Text passage -
The Whining World

My wife and I are on our way to Butchart Gardens to celebrate our 47th anniversary. It is amazing to think that I have spent 2/3rds of my life with her. Butchart is on Vancouver Island which takes a ferry ride of 90 min from the mainland in Vancouver. It is a hard to imagine a more beautiful show garden in the world than Butchart. The colors and variety overwhelm you at nearly every step. As we are docking at Swartz Bay to begin the drive down to the gardens I am glancing out to see how the ship will dock. Along side me is a fellow Canadian tourist. It takes about 2 minutes into the conversation for him, a visitor from Ontario, to start complaining about the prime minister and something he did early on during the pandemic. I brush the comment aside, get back in the car, and have a gorgeous day. How could you not?

Dataset -
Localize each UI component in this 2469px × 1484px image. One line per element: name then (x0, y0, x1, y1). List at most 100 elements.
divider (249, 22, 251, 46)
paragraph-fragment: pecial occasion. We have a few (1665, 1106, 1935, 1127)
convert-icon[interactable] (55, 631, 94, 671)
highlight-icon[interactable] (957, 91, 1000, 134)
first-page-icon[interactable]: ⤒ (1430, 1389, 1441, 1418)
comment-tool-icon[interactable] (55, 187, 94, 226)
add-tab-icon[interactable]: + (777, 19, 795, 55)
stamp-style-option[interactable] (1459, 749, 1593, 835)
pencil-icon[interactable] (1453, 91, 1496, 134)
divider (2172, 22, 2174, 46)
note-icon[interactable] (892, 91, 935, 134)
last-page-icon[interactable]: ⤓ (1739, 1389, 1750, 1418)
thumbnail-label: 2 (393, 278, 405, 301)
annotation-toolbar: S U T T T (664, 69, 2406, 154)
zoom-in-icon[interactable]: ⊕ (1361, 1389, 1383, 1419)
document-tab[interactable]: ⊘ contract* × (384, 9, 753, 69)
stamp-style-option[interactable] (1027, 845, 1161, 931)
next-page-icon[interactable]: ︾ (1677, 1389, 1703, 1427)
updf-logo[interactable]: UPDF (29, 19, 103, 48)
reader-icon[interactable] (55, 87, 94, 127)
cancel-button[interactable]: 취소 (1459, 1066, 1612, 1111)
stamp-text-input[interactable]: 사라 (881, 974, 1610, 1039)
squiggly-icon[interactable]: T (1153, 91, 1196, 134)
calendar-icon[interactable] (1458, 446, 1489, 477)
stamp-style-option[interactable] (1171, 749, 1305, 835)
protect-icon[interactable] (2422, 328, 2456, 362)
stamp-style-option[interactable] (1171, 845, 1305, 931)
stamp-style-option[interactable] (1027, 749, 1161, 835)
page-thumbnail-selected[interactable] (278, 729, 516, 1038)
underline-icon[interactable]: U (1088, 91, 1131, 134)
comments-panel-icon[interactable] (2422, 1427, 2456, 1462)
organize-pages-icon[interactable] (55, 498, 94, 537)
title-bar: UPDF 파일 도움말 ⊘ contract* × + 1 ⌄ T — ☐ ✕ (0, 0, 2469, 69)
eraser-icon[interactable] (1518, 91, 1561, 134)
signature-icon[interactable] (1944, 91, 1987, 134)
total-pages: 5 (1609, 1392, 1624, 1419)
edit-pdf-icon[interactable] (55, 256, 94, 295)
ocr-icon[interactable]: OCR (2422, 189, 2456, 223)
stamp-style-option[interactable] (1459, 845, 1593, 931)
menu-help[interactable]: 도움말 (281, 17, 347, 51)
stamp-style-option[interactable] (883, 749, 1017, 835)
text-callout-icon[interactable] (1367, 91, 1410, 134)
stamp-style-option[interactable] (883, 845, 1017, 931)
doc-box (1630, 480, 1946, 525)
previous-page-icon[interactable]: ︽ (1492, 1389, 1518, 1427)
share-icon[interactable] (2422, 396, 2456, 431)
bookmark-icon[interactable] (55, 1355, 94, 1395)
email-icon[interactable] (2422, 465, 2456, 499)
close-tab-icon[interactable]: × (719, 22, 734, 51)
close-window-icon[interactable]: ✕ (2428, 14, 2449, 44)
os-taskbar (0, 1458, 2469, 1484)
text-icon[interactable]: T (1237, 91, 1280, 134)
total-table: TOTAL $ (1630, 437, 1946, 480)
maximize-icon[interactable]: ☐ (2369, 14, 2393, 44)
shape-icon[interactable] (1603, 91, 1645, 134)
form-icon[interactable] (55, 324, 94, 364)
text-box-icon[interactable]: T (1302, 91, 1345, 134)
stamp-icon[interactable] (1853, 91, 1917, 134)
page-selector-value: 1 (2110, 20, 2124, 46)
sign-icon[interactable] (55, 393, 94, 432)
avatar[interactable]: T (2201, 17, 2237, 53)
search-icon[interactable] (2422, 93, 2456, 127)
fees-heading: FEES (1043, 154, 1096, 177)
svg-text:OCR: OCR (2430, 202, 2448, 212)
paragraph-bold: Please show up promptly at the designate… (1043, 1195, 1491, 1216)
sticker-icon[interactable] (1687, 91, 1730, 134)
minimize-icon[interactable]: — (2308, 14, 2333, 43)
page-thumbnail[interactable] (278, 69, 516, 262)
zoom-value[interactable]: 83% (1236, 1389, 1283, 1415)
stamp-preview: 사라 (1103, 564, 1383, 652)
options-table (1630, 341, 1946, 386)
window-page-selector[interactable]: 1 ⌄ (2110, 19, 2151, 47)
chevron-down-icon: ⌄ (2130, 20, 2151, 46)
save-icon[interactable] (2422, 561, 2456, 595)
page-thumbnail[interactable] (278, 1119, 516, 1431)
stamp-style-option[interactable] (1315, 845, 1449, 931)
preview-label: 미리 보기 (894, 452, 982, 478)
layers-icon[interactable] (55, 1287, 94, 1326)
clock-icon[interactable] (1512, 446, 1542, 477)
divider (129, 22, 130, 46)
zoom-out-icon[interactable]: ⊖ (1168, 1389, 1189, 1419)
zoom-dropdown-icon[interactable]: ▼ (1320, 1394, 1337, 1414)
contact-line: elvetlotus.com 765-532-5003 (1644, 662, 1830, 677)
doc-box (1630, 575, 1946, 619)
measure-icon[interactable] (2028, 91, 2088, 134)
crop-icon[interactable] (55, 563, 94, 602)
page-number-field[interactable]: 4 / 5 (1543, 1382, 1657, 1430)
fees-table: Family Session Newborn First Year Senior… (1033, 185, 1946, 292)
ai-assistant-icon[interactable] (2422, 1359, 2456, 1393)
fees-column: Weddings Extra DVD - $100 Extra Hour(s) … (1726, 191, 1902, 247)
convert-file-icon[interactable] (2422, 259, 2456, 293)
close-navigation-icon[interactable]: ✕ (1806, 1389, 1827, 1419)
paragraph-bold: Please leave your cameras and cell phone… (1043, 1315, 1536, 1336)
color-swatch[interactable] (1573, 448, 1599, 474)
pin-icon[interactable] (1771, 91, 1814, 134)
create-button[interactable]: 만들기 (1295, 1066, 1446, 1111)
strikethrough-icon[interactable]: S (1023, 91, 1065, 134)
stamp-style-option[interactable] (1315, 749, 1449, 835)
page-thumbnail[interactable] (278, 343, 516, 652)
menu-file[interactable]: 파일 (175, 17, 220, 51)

Exercise -
Go on with the essay about the anniversary trip to Butchart Gardens, picking up right after its last sentence. You won't need the listing for this.

Result for this exercise -
We are once again at the ferry terminal this time waiting to head back to the mainland around 5:30 pm. We head over to one of the stands and buy a smoothie. As I begin to say how great it was to get back to Butchart, the owner of the stand quickly begins to complain about the government bailing out Butchart to the tune of one million dollars. At this point my curiosity is peeked. Why have so many people become whiners? Mind you two people complaining about the government is a bit of an over-generalization on my part, but the question persists.

Earlier this year my wife had been in a car accident where she spent a few days in the hospital with a broken sternum. They also found some heart irregularities. Afterwards, the insurance company wrote off our car, gave us more than we thought and then paid for 6 months of various treatments for her. My daughter was also in the hospital twice this year. The cost to us as a family was exactly $0 for the hospitalization and treatment and, believe it or not, our insurance rates went down instead of up in the following year. Go figure. There is a lot of room for improvement in the medical system, for sure, but for the care that she got at no cost, I am very grateful. And the same care is available to every Canadian.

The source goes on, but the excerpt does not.